» **What you should do**
Tally each line where the word "aber" occurs, then give only the total.

» **Input material**
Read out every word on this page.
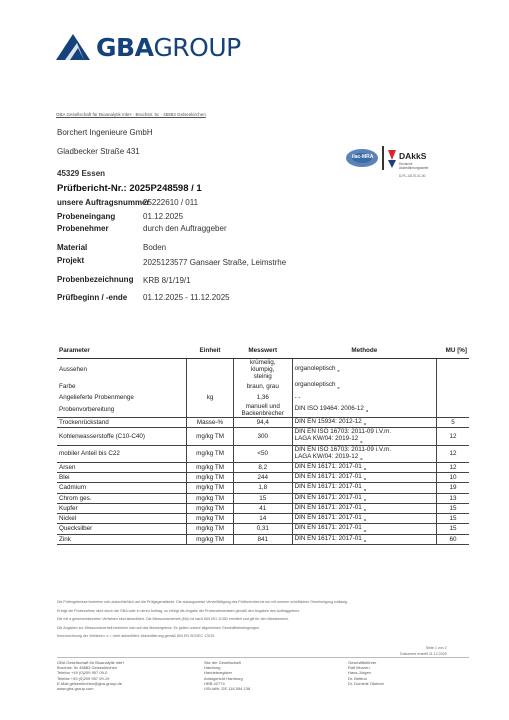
GBAGROUP
GBA Gesellschaft für Bioanalytik mbH · Bruchstr. 5c · 45883 Gelsenkirchen
Borchert Ingenieure GmbH
Gladbecker Straße 431
45329 Essen
ilac-MRA	DAkkS
Deutsche Akkreditierungsstelle
D-PL-14170-01-00
Prüfbericht-Nr.: 2025P248598 / 1
unsere Auftragsnummer
25222610 / 011
Probeneingang	01.12.2025
Probenehmer	durch den Auftraggeber
Material	Boden
Projekt	2025123577 Gansaer Straße, Leimstrhe
Probenbezeichnung KRB 8/1/19/1
Prüfbeginn / -ende 01.12.2025 - 11.12.2025
Parameter	Einheit	Messwert	Methode	MU [%]
Aussehen		krümelig,
klumpig,
steinig	organoleptisch $_e$	
Farbe		braun, grau	organoleptisch $_e$	
Angelieferte Probenmenge	kg	1,36	- -	
Probenvorbereitung		manuell und
Backenbrecher	DIN ISO 19464: 2006-12 $_a$	
Trockenrückstand	Masse-%	94,4	DIN EN 15934: 2012-12 $_a$	5
Kohlenwasserstoffe (C10-C40)	mg/kg TM	300	DIN EN ISO 16703: 2011-09 i.V.m.
LAGA KW/04: 2019-12 $_a$	12
mobiler Anteil bis C22	mg/kg TM	<50	DIN EN ISO 16703: 2011-09 i.V.m.
LAGA KW/04: 2019-12 $_a$	12
Arsen	mg/kg TM	8,2	DIN EN 16171: 2017-01 $_a$	12
Blei	mg/kg TM	244	DIN EN 16171: 2017-01 $_a$	10
Cadmium	mg/kg TM	1,8	DIN EN 16171: 2017-01 $_a$	19
Chrom ges.	mg/kg TM	15	DIN EN 16171: 2017-01 $_a$	13
Kupfer	mg/kg TM	41	DIN EN 16171: 2017-01 $_a$	15
Nickel	mg/kg TM	14	DIN EN 16171: 2017-01 $_a$	15
Quecksilber	mg/kg TM	0,31	DIN EN 16171: 2017-01 $_a$	15
Zink	mg/kg TM	841	DIN EN 16171: 2017-01 $_a$	60
Die Prüfergebnisse beziehen sich ausschließlich auf die Prüfgegenstände. Die auszugsweise Vervielfältigung des Prüfberichtes ist nur mit unserer schriftlichen Genehmigung zulässig.
Erfolgt die Probenahme nicht durch die GBA oder in deren Auftrag, so erfolgt die Angabe der Probenahmedaten gemäß den Angaben des Auftraggebers.
Die mit a gekennzeichneten Verfahren sind akkreditiert. Die Messunsicherheit (MU) ist nach DIN ISO 11352 ermittelt und gilt für den Messbereich.
Die Angaben zur Messunsicherheit beziehen sich auf das Messergebnis. Es gelten unsere allgemeinen Geschäftsbedingungen.
Kennzeichnung der Verfahren: e = nicht akkreditiert. Akkreditierung gemäß DIN EN ISO/IEC 17025.
Seite 1 von 2
Dokument erstellt 11.12.2025
GBA Gesellschaft für Bioanalytik mbH
Bruchstr. 5c 45883 Gelsenkirchen
Telefon +49 (0)209 957 09-0
Telefax +49 (0)209 957 09-19
E-Mail gelsenkirchen@gba-group.de
www.gba-group.com
Sitz der Gesellschaft
Hamburg
Handelsregister
Amtsgericht Hamburg
HRB 42774
USt-IdNr. DE 118 554 138
Geschäftsführer
Ralf Murzen
Hans-Jürgen
Dr. Bettina
Dr. Dominik Obeloer
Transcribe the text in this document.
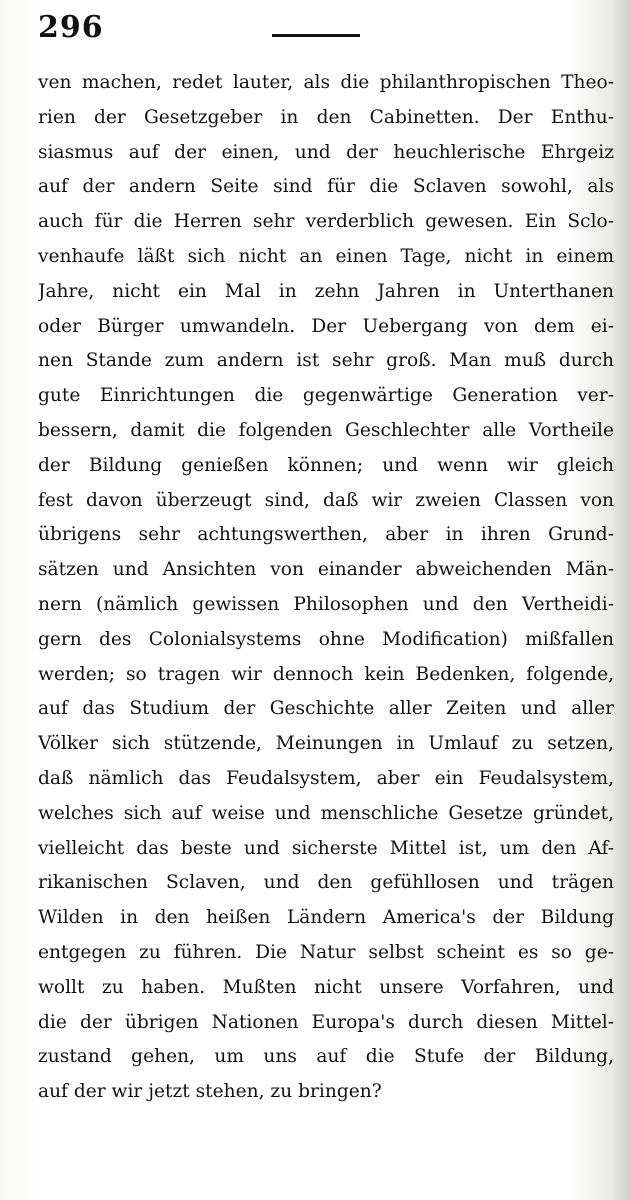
296
ven machen, redet lauter, als die philanthropischen Theo-
rien der Gesetzgeber in den Cabinetten. Der Enthu-
siasmus auf der einen, und der heuchlerische Ehrgeiz
auf der andern Seite sind für die Sclaven sowohl, als
auch für die Herren sehr verderblich gewesen. Ein Sclo-
venhaufe läßt sich nicht an einen Tage, nicht in einem
Jahre, nicht ein Mal in zehn Jahren in Unterthanen
oder Bürger umwandeln. Der Uebergang von dem ei-
nen Stande zum andern ist sehr groß. Man muß durch
gute Einrichtungen die gegenwärtige Generation ver-
bessern, damit die folgenden Geschlechter alle Vortheile
der Bildung genießen können; und wenn wir gleich
fest davon überzeugt sind, daß wir zweien Classen von
übrigens sehr achtungswerthen, aber in ihren Grund-
sätzen und Ansichten von einander abweichenden Män-
nern (nämlich gewissen Philosophen und den Vertheidi-
gern des Colonialsystems ohne Modification) mißfallen
werden; so tragen wir dennoch kein Bedenken, folgende,
auf das Studium der Geschichte aller Zeiten und aller
Völker sich stützende, Meinungen in Umlauf zu setzen,
daß nämlich das Feudalsystem, aber ein Feudalsystem,
welches sich auf weise und menschliche Gesetze gründet,
vielleicht das beste und sicherste Mittel ist, um den Af-
rikanischen Sclaven, und den gefühllosen und trägen
Wilden in den heißen Ländern America's der Bildung
entgegen zu führen. Die Natur selbst scheint es so ge-
wollt zu haben. Mußten nicht unsere Vorfahren, und
die der übrigen Nationen Europa's durch diesen Mittel-
zustand gehen, um uns auf die Stufe der Bildung,
auf der wir jetzt stehen, zu bringen?
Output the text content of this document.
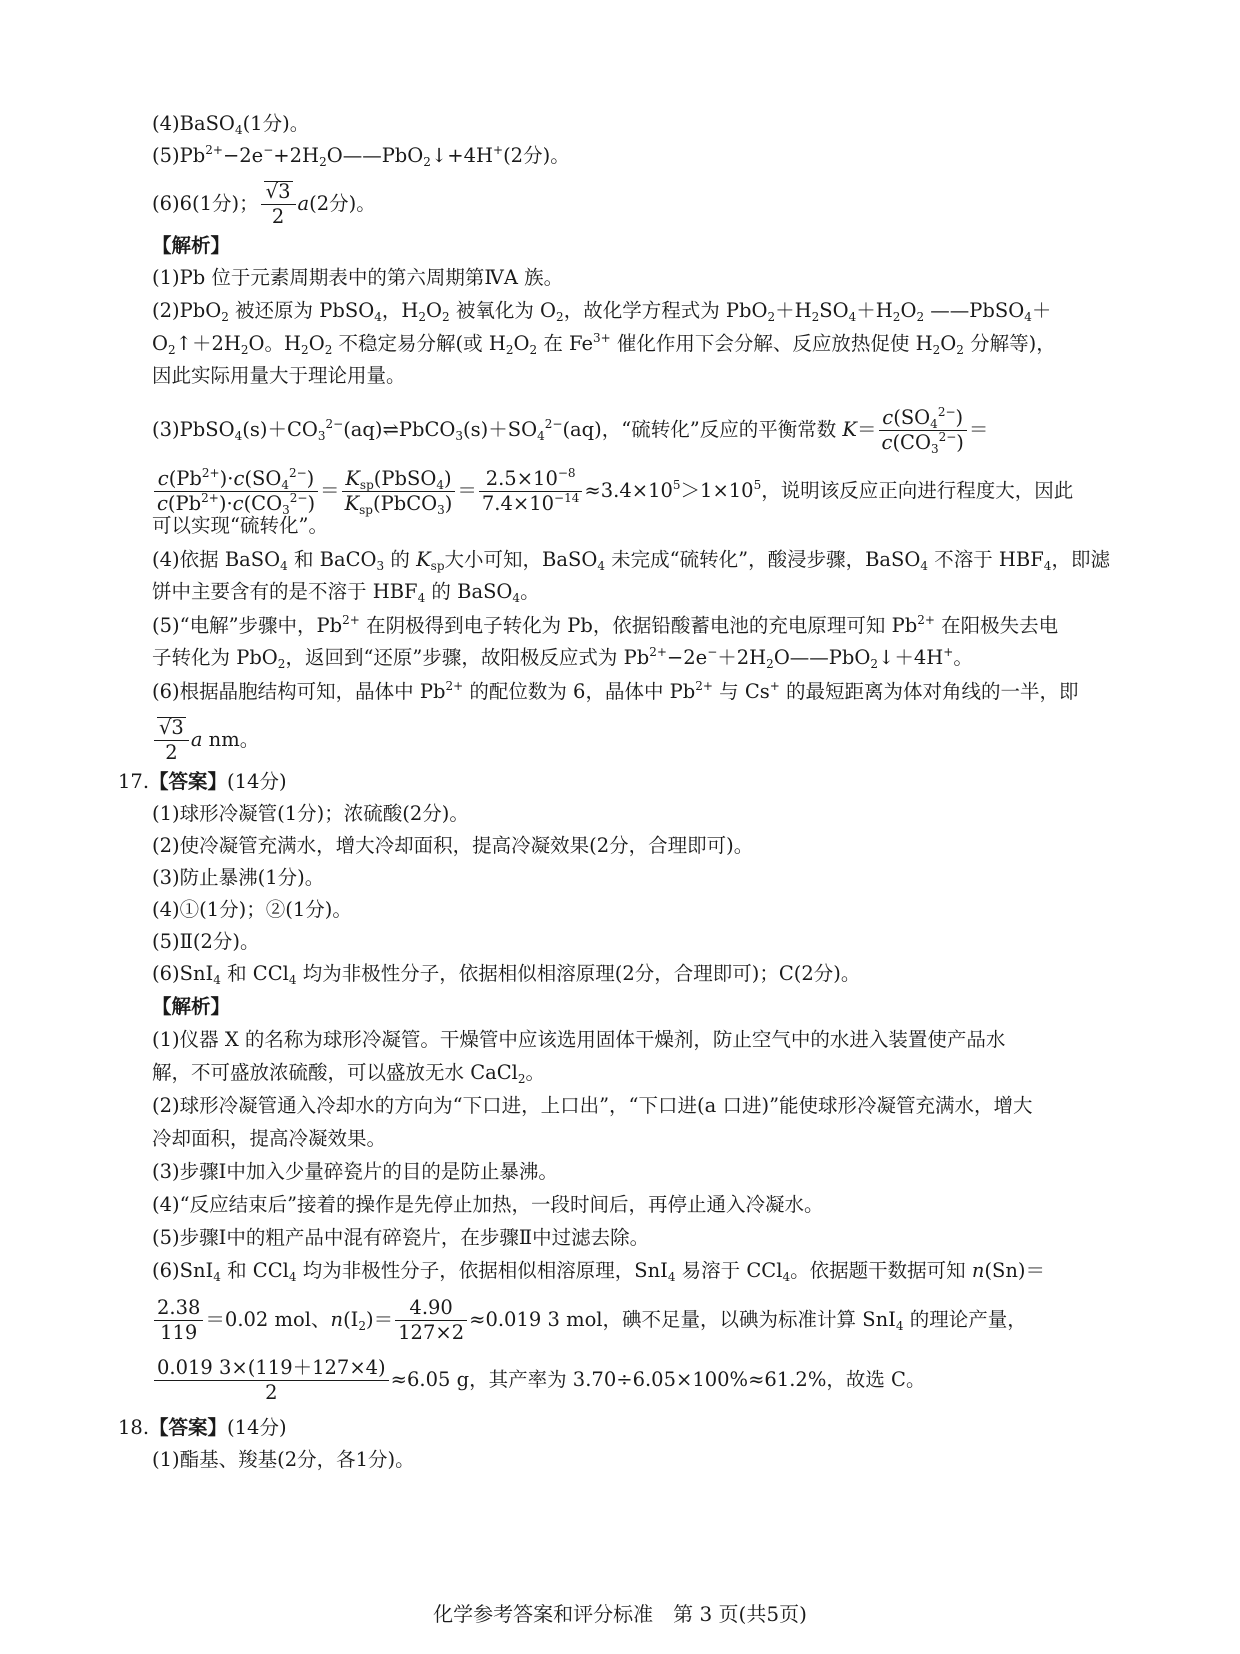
(4)BaSO$_4$(1分)。
$(5)Pb^{2+}-2e^-+2H_2O——PbO_2↓+4H^+(2$分)。
(6)6(1分)； $\frac{√3}{2} a(2$分)。
【解析】
(1)Pb 位于元素周期表中的第六周期第ⅣA 族。
(2)PbO$_2$ 被还原为 PbSO$_4$，$H_2O_2$ 被氧化为 $O_2$，故化学方程式为 $PbO_2+H_2SO_4+H_2O_2$ ——PbSO$_4$＋
$O_2↑+2H_2O$。$H_2O_2$ 不稳定易分解(或 $H_2O_2$ 在 $Fe^{3+}$ 催化作用下会分解、反应放热促使 $H_2O_2$ 分解等)，
因此实际用量大于理论用量。
$(3)PbSO_4(s)+CO_3^{2-}(aq)\rightleftharpoons PbCO_3(s)+SO_4^{2-}(aq)$，“硫转化”反应的平衡常数 $K= \frac{c(SO_4^{2-})}{c(CO_3^{2-})}$ ＝
$\frac{c(Pb^{2+})\cdot c(SO_4^{2-})}{c(Pb^{2+})\cdot c(CO_3^{2-})} = \frac{K_{sp}(PbSO_4)}{K_{sp}(PbCO_3)} = \frac{2.5\times 10^{-8}}{7.4\times 10^{-14}} \approx 3.4\times 10^5>1\times 10^5$，说明该反应正向进行程度大，因此
可以实现“硫转化”。
(4)依据 BaSO$_4$ 和 BaCO$_3$ 的 $K_{sp}$大小可知，BaSO$_4$ 未完成“硫转化”，酸浸步骤，BaSO$_4$ 不溶于 $HBF_4$，即滤
饼中主要含有的是不溶于 $HBF_4$ 的 BaSO$_4$。
(5)“电解”步骤中，$Pb^{2+}$ 在阴极得到电子转化为 Pb，依据铅酸蓄电池的充电原理可知 $Pb^{2+}$ 在阳极失去电
子转化为 PbO$_2$，返回到“还原”步骤，故阳极反应式为 $Pb^{2+}-2e^-+2H_2O——PbO_2↓+4H^+$。
(6)根据晶胞结构可知，晶体中 $Pb^{2+}$ 的配位数为 6，晶体中 $Pb^{2+}$ 与 Cs+ 的最短距离为体对角线的一半，即
$\frac{√3}{2}$ a nm。
17.【答案】(14分)
(1)球形冷凝管(1分)；浓硫酸(2分)。
(2)使冷凝管充满水，增大冷却面积，提高冷凝效果(2分，合理即可)。
(3)防止暴沸(1分)。
(4)①(1分)；②(1分)。
(5)Ⅱ(2分)。
(6)SnI$_4$ 和 CCl$_4$ 均为非极性分子，依据相似相溶原理(2分，合理即可)；C(2分)。
【解析】
(1)仪器 X 的名称为球形冷凝管。干燥管中应该选用固体干燥剂，防止空气中的水进入装置使产品水
解，不可盛放浓硫酸，可以盛放无水 CaCl$_2$。
(2)球形冷凝管通入冷却水的方向为“下口进，上口出”，“下口进(a 口进)”能使球形冷凝管充满水，增大
冷却面积，提高冷凝效果。
(3)步骤Ⅰ中加入少量碎瓷片的目的是防止暴沸。
(4)“反应结束后”接着的操作是先停止加热，一段时间后，再停止通入冷凝水。
(5)步骤Ⅰ中的粗产品中混有碎瓷片，在步骤Ⅱ中过滤去除。
(6)SnI$_4$ 和 CCl$_4$ 均为非极性分子，依据相似相溶原理，SnI$_4$ 易溶于 CCl$_4$。依据题干数据可知 n(Sn)＝
$\frac{2.38}{119} =0.02$ mol、$n(I_2)= \frac{4.90}{127\times 2} \approx 0.019$ 3 mol，碘不足量，以碘为标准计算 SnI$_4$ 的理论产量，
$\frac{0.019 3\times(119+127\times 4)}{2} \approx 6.05$ g，其产率为 3.70÷6.05×100%≈61.2%，故选 C。
18.【答案】(14分)
(1)酯基、羧基(2分，各1分)。
化学参考答案和评分标准　第 3 页(共5页)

» **Response**
2